=== Requirement ===
Select the lines of the records containing the word "emerytury" and list them.

=-=-=-=-=

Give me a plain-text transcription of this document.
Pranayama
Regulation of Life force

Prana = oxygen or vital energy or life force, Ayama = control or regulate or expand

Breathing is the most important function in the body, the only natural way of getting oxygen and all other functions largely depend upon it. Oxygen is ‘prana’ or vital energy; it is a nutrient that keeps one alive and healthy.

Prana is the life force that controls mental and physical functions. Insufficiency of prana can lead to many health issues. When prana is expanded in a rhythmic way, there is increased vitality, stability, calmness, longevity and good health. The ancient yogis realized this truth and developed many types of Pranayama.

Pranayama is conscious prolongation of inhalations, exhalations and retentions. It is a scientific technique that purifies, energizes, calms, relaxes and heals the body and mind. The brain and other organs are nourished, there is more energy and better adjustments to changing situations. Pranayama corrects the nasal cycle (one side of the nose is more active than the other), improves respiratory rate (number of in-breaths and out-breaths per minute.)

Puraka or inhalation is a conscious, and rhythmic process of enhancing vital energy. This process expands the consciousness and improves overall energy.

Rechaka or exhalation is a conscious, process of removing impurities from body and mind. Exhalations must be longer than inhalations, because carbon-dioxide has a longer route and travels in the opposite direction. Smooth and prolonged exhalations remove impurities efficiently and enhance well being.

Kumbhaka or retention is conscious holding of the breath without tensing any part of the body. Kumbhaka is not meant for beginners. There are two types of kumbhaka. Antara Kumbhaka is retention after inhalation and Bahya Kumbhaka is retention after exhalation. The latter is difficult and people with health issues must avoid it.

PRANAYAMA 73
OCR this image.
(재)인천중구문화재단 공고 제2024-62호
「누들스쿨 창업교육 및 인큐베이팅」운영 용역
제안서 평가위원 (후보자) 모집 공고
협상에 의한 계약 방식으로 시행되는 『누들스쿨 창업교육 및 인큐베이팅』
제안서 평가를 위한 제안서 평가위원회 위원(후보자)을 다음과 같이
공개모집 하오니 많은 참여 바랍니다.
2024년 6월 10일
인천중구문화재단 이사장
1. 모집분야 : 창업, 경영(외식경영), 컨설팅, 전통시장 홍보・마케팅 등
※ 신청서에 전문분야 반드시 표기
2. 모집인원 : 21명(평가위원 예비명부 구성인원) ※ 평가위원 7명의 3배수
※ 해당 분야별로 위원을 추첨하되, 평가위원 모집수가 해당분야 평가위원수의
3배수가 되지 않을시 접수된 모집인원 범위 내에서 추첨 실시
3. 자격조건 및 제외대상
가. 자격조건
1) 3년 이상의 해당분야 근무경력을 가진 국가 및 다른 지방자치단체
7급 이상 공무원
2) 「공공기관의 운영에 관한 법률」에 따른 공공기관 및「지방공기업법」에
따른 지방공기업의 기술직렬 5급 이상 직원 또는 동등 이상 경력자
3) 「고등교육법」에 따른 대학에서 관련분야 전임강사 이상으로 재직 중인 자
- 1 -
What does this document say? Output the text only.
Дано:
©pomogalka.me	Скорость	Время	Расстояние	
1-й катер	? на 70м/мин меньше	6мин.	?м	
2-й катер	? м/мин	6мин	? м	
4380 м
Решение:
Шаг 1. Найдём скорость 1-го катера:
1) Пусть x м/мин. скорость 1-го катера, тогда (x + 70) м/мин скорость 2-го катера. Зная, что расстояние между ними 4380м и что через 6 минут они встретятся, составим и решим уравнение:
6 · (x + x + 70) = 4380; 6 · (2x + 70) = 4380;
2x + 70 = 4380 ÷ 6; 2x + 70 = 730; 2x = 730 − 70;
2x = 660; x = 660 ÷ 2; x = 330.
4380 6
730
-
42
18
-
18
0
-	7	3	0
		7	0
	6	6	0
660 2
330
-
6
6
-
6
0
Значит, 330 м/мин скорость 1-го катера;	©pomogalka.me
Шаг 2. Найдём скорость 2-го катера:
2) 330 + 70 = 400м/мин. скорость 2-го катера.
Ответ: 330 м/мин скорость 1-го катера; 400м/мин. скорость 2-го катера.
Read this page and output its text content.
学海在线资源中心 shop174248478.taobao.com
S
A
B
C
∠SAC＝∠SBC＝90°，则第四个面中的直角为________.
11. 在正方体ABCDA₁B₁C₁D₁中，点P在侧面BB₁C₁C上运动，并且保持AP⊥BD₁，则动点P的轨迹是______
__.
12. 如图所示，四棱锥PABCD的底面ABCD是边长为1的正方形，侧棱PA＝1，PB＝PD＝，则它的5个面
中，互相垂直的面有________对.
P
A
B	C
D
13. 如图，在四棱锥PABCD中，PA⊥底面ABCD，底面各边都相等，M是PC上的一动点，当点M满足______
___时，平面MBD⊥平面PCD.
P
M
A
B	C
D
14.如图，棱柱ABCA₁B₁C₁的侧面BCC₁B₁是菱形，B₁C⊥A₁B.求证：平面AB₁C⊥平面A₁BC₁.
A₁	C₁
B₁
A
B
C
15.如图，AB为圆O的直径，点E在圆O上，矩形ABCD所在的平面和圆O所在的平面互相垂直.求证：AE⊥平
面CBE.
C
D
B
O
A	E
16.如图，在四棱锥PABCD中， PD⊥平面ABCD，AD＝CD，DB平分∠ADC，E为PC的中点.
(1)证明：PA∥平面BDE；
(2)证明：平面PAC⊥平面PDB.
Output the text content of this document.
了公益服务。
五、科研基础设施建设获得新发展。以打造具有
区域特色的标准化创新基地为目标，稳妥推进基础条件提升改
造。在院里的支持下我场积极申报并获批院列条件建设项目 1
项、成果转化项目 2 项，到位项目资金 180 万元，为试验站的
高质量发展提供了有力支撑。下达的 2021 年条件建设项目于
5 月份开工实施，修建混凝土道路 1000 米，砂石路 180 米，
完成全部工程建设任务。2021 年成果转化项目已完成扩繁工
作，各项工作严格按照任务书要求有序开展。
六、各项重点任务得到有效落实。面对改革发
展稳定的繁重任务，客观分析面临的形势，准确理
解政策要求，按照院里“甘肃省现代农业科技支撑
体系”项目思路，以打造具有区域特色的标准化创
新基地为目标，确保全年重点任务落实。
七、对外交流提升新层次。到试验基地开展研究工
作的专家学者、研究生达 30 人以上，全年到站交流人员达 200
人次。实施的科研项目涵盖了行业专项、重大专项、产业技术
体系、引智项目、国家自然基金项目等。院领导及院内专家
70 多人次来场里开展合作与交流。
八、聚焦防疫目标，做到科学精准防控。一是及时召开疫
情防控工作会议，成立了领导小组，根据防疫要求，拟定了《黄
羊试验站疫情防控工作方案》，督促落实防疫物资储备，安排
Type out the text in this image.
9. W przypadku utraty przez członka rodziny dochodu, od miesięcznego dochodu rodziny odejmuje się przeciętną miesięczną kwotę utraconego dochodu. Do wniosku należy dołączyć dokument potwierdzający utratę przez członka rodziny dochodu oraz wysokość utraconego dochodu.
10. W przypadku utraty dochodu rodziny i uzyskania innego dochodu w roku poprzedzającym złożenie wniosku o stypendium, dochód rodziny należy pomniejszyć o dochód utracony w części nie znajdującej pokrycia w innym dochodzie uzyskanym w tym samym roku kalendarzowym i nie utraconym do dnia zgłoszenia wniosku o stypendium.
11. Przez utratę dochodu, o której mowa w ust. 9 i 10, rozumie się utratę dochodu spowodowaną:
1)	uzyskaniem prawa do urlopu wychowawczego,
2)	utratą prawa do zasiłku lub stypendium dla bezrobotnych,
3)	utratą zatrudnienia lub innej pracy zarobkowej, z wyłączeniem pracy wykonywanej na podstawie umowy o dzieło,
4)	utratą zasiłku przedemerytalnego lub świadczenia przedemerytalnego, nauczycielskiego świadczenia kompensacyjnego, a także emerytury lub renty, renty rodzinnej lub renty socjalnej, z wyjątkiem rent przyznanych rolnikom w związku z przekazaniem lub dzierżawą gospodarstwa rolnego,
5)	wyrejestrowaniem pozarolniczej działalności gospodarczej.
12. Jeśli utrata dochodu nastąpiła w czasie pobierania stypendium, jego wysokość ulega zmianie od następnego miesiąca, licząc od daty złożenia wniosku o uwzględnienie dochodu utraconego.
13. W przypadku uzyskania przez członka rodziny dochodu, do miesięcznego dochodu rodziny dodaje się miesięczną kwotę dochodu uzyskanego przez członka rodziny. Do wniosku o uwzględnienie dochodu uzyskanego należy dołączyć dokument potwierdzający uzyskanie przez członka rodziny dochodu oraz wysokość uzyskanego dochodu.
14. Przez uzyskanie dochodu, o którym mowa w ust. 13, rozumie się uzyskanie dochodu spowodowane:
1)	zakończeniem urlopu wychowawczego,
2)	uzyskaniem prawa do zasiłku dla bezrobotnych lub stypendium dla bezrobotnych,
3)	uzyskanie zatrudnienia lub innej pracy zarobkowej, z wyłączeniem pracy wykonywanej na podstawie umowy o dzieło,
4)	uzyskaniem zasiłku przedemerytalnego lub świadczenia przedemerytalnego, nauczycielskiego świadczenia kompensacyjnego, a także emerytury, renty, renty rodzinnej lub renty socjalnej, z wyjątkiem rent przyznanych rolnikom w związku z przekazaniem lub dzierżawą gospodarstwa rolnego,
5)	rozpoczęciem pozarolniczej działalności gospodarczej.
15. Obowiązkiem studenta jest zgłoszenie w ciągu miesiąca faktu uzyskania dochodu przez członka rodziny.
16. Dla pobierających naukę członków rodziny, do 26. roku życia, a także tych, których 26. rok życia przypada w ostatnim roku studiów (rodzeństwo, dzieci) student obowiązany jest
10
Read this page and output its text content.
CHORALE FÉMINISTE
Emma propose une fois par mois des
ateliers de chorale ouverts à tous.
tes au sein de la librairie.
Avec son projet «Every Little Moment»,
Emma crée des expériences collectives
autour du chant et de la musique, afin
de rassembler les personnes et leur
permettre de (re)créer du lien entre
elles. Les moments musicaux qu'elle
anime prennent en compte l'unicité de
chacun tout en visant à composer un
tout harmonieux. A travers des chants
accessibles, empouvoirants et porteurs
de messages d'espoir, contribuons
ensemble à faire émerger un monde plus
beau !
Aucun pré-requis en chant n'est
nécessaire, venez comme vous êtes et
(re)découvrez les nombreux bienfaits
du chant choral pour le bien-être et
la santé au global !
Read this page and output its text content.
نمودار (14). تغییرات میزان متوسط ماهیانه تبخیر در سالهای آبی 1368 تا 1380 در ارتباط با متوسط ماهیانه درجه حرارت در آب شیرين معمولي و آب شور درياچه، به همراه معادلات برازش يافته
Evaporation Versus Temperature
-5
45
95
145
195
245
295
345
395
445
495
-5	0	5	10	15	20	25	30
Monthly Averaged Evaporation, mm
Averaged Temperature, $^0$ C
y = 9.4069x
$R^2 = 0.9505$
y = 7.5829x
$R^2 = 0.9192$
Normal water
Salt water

=-=-=-=-=

=== Output ===
4)	utratą zasiłku przedemerytalnego lub świadczenia przedemerytalnego, nauczycielskiego świadczenia kompensacyjnego, a także emerytury lub renty, renty rodzinnej lub renty socjalnej, z wyjątkiem rent przyznanych rolnikom w związku z przekazaniem lub dzierżawą gospodarstwa rolnego,
4)	uzyskaniem zasiłku przedemerytalnego lub świadczenia przedemerytalnego, nauczycielskiego świadczenia kompensacyjnego, a także emerytury, renty, renty rodzinnej lub renty socjalnej, z wyjątkiem rent przyznanych rolnikom w związku z przekazaniem lub dzierżawą gospodarstwa rolnego,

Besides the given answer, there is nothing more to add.